Set exercise:
Copy the data below exactly.

— begin Extracted entries —

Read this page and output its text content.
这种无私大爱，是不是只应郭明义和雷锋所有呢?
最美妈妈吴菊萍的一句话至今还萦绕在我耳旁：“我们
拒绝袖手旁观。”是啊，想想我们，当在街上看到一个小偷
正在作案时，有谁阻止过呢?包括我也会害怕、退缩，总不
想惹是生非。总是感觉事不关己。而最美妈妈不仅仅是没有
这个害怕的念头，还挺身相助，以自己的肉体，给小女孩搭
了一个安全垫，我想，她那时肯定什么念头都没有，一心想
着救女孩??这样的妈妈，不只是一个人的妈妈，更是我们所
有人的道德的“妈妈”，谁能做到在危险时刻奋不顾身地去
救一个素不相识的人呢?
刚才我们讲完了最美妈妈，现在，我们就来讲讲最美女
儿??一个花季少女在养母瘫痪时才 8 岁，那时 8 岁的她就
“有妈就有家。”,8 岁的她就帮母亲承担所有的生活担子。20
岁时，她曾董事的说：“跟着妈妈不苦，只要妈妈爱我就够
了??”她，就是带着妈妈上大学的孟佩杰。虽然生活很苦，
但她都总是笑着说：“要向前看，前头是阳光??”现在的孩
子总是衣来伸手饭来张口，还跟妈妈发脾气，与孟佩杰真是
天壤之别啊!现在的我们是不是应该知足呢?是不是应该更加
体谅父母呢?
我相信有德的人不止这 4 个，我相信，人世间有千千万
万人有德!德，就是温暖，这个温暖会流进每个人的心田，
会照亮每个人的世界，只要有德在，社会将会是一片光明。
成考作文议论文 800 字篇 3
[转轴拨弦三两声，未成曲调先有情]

— end Extracted entries —

Answer:
Read this page and output its text content.
这种无私大爱，是不是只应郭明义和雷锋所有呢?
最美妈妈吴菊萍的一句话至今还萦绕在我耳旁：“我们
拒绝袖手旁观。”是啊，想想我们，当在街上看到一个小偷
正在作案时，有谁阻止过呢?包括我也会害怕、退缩，总不
想惹是生非。总是感觉事不关己。而最美妈妈不仅仅是没有
这个害怕的念头，还挺身相助，以自己的肉体，给小女孩搭
了一个安全垫，我想，她那时肯定什么念头都没有，一心想
着救女孩??这样的妈妈，不只是一个人的妈妈，更是我们所
有人的道德的“妈妈”，谁能做到在危险时刻奋不顾身地去
救一个素不相识的人呢?
刚才我们讲完了最美妈妈，现在，我们就来讲讲最美女
儿??一个花季少女在养母瘫痪时才 8 岁，那时 8 岁的她就
“有妈就有家。”,8 岁的她就帮母亲承担所有的生活担子。20
岁时，她曾董事的说：“跟着妈妈不苦，只要妈妈爱我就够
了??”她，就是带着妈妈上大学的孟佩杰。虽然生活很苦，
但她都总是笑着说：“要向前看，前头是阳光??”现在的孩
子总是衣来伸手饭来张口，还跟妈妈发脾气，与孟佩杰真是
天壤之别啊!现在的我们是不是应该知足呢?是不是应该更加
体谅父母呢?
我相信有德的人不止这 4 个，我相信，人世间有千千万
万人有德!德，就是温暖，这个温暖会流进每个人的心田，
会照亮每个人的世界，只要有德在，社会将会是一片光明。
成考作文议论文 800 字篇 3
[转轴拨弦三两声，未成曲调先有情]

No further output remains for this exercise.